**Work instructions:** Transcribe the records below exactly, leaving out any pictures.

Page content transcription data
###
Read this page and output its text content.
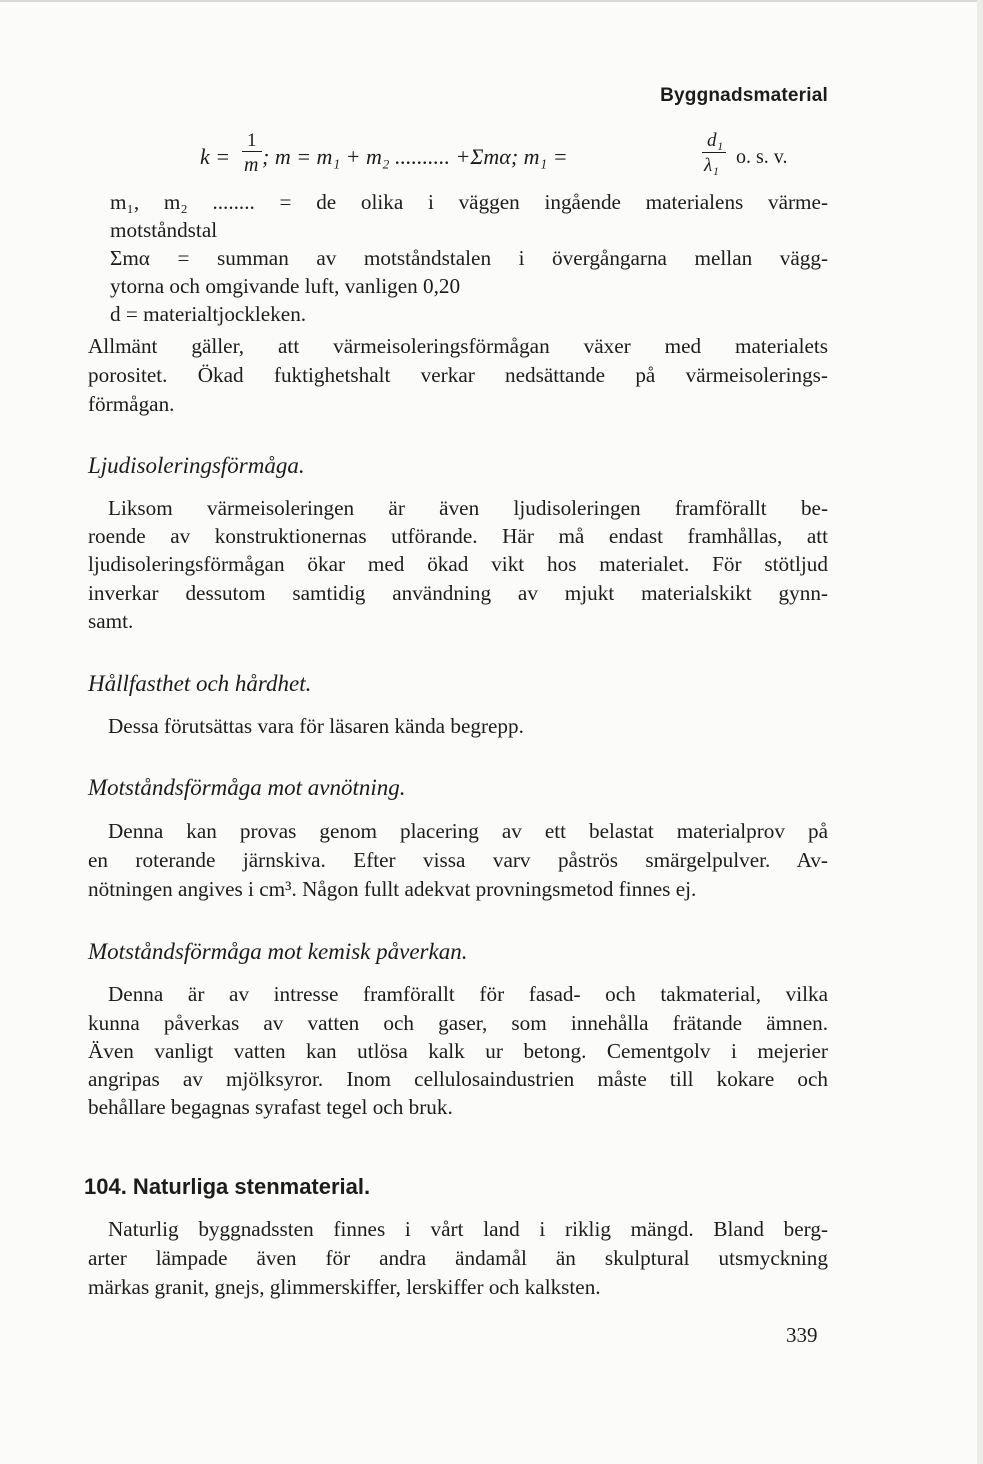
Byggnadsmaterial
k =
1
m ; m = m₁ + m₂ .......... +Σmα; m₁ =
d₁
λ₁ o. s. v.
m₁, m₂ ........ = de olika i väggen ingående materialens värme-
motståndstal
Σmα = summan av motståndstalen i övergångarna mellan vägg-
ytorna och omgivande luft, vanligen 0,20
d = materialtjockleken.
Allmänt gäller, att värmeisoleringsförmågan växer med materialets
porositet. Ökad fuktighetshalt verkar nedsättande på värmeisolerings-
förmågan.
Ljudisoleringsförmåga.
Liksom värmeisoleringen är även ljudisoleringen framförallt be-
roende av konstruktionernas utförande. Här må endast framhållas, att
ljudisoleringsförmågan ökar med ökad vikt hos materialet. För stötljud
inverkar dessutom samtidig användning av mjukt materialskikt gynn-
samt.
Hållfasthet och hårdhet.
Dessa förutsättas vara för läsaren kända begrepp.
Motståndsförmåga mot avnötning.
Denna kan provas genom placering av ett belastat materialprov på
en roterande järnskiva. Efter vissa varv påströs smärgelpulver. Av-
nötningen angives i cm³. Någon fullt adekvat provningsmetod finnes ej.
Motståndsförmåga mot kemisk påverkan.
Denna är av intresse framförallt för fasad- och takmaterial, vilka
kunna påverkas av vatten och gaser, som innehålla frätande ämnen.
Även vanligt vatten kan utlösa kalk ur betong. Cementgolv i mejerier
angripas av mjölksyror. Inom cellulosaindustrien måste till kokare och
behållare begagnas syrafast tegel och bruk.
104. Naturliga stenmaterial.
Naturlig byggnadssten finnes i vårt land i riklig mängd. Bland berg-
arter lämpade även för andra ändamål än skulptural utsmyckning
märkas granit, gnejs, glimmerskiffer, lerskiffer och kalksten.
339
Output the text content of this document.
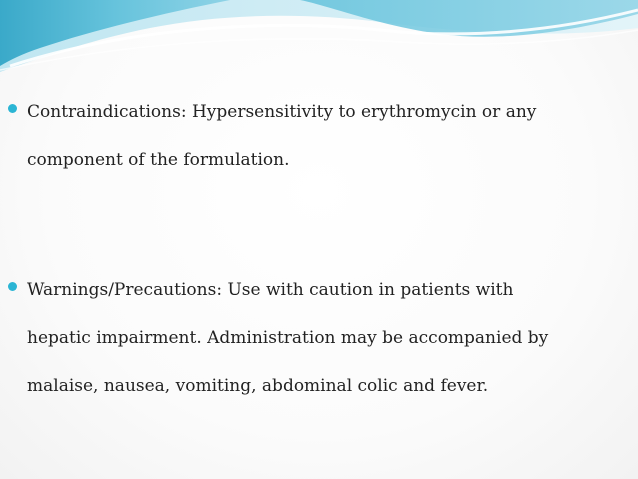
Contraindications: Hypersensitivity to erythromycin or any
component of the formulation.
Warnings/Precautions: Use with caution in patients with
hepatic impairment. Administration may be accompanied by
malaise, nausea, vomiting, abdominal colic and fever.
###
**Completed exercise:**
Read this page and output its text content.
Byggnadsmaterial
k =
1
m ; m = m₁ + m₂ .......... +Σmα; m₁ =
d₁
λ₁ o. s. v.
m₁, m₂ ........ = de olika i väggen ingående materialens värme-
motståndstal
Σmα = summan av motståndstalen i övergångarna mellan vägg-
ytorna och omgivande luft, vanligen 0,20
d = materialtjockleken.
Allmänt gäller, att värmeisoleringsförmågan växer med materialets
porositet. Ökad fuktighetshalt verkar nedsättande på värmeisolerings-
förmågan.
Ljudisoleringsförmåga.
Liksom värmeisoleringen är även ljudisoleringen framförallt be-
roende av konstruktionernas utförande. Här må endast framhållas, att
ljudisoleringsförmågan ökar med ökad vikt hos materialet. För stötljud
inverkar dessutom samtidig användning av mjukt materialskikt gynn-
samt.
Hållfasthet och hårdhet.
Dessa förutsättas vara för läsaren kända begrepp.
Motståndsförmåga mot avnötning.
Denna kan provas genom placering av ett belastat materialprov på
en roterande järnskiva. Efter vissa varv påströs smärgelpulver. Av-
nötningen angives i cm³. Någon fullt adekvat provningsmetod finnes ej.
Motståndsförmåga mot kemisk påverkan.
Denna är av intresse framförallt för fasad- och takmaterial, vilka
kunna påverkas av vatten och gaser, som innehålla frätande ämnen.
Även vanligt vatten kan utlösa kalk ur betong. Cementgolv i mejerier
angripas av mjölksyror. Inom cellulosaindustrien måste till kokare och
behållare begagnas syrafast tegel och bruk.
104. Naturliga stenmaterial.
Naturlig byggnadssten finnes i vårt land i riklig mängd. Bland berg-
arter lämpade även för andra ändamål än skulptural utsmyckning
märkas granit, gnejs, glimmerskiffer, lerskiffer och kalksten.
339
Output the text content of this document.
Contraindications: Hypersensitivity to erythromycin or any
component of the formulation.
Warnings/Precautions: Use with caution in patients with
hepatic impairment. Administration may be accompanied by
malaise, nausea, vomiting, abdominal colic and fever.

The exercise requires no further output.